▼

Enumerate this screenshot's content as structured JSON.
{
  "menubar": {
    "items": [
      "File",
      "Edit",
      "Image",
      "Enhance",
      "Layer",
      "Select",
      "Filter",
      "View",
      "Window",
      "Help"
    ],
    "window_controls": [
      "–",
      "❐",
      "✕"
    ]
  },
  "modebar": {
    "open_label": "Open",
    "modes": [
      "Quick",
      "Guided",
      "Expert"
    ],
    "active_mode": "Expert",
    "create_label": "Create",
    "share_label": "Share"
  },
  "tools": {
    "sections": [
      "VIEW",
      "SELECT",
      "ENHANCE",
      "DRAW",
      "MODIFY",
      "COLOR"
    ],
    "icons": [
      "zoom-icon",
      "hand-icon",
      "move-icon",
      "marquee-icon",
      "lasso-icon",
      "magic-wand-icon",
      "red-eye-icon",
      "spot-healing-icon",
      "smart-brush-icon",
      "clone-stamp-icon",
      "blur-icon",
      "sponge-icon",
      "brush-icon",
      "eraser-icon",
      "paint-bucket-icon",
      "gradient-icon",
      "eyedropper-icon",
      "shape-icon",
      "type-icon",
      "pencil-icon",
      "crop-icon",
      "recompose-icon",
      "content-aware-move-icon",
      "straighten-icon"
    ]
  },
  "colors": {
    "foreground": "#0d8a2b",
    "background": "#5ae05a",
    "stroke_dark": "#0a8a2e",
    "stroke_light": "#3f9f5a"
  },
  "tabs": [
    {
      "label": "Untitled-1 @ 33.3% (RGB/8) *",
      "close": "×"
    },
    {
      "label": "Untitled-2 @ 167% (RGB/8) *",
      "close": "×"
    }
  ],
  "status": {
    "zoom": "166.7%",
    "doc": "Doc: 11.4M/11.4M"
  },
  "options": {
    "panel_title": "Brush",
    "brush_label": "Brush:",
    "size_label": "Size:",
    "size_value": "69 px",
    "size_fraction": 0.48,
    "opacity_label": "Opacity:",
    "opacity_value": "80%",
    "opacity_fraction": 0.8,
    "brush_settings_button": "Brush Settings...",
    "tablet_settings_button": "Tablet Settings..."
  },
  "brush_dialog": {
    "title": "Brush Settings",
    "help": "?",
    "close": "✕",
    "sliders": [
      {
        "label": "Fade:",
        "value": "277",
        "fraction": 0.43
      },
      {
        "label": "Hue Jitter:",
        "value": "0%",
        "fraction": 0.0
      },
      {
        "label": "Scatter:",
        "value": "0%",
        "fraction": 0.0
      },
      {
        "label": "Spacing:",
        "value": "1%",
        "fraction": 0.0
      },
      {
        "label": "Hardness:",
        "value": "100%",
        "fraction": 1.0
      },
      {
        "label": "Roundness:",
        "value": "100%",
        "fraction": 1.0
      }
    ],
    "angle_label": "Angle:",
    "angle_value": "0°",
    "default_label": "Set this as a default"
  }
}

▲

What the task asks — Transcribe the material above in its entirety. Match it exactly.

Final result —
Enumerate this screenshot's content as structured JSON.
{
  "menubar": {
    "items": [
      "File",
      "Edit",
      "Image",
      "Enhance",
      "Layer",
      "Select",
      "Filter",
      "View",
      "Window",
      "Help"
    ],
    "window_controls": [
      "–",
      "❐",
      "✕"
    ]
  },
  "modebar": {
    "open_label": "Open",
    "modes": [
      "Quick",
      "Guided",
      "Expert"
    ],
    "active_mode": "Expert",
    "create_label": "Create",
    "share_label": "Share"
  },
  "tools": {
    "sections": [
      "VIEW",
      "SELECT",
      "ENHANCE",
      "DRAW",
      "MODIFY",
      "COLOR"
    ],
    "icons": [
      "zoom-icon",
      "hand-icon",
      "move-icon",
      "marquee-icon",
      "lasso-icon",
      "magic-wand-icon",
      "red-eye-icon",
      "spot-healing-icon",
      "smart-brush-icon",
      "clone-stamp-icon",
      "blur-icon",
      "sponge-icon",
      "brush-icon",
      "eraser-icon",
      "paint-bucket-icon",
      "gradient-icon",
      "eyedropper-icon",
      "shape-icon",
      "type-icon",
      "pencil-icon",
      "crop-icon",
      "recompose-icon",
      "content-aware-move-icon",
      "straighten-icon"
    ]
  },
  "colors": {
    "foreground": "#0d8a2b",
    "background": "#5ae05a",
    "stroke_dark": "#0a8a2e",
    "stroke_light": "#3f9f5a"
  },
  "tabs": [
    {
      "label": "Untitled-1 @ 33.3% (RGB/8) *",
      "close": "×"
    },
    {
      "label": "Untitled-2 @ 167% (RGB/8) *",
      "close": "×"
    }
  ],
  "status": {
    "zoom": "166.7%",
    "doc": "Doc: 11.4M/11.4M"
  },
  "options": {
    "panel_title": "Brush",
    "brush_label": "Brush:",
    "size_label": "Size:",
    "size_value": "69 px",
    "size_fraction": 0.48,
    "opacity_label": "Opacity:",
    "opacity_value": "80%",
    "opacity_fraction": 0.8,
    "brush_settings_button": "Brush Settings...",
    "tablet_settings_button": "Tablet Settings..."
  },
  "brush_dialog": {
    "title": "Brush Settings",
    "help": "?",
    "close": "✕",
    "sliders": [
      {
        "label": "Fade:",
        "value": "277",
        "fraction": 0.43
      },
      {
        "label": "Hue Jitter:",
        "value": "0%",
        "fraction": 0.0
      },
      {
        "label": "Scatter:",
        "value": "0%",
        "fraction": 0.0
      },
      {
        "label": "Spacing:",
        "value": "1%",
        "fraction": 0.0
      },
      {
        "label": "Hardness:",
        "value": "100%",
        "fraction": 1.0
      },
      {
        "label": "Roundness:",
        "value": "100%",
        "fraction": 1.0
      }
    ],
    "angle_label": "Angle:",
    "angle_value": "0°",
    "default_label": "Set this as a default"
  }
}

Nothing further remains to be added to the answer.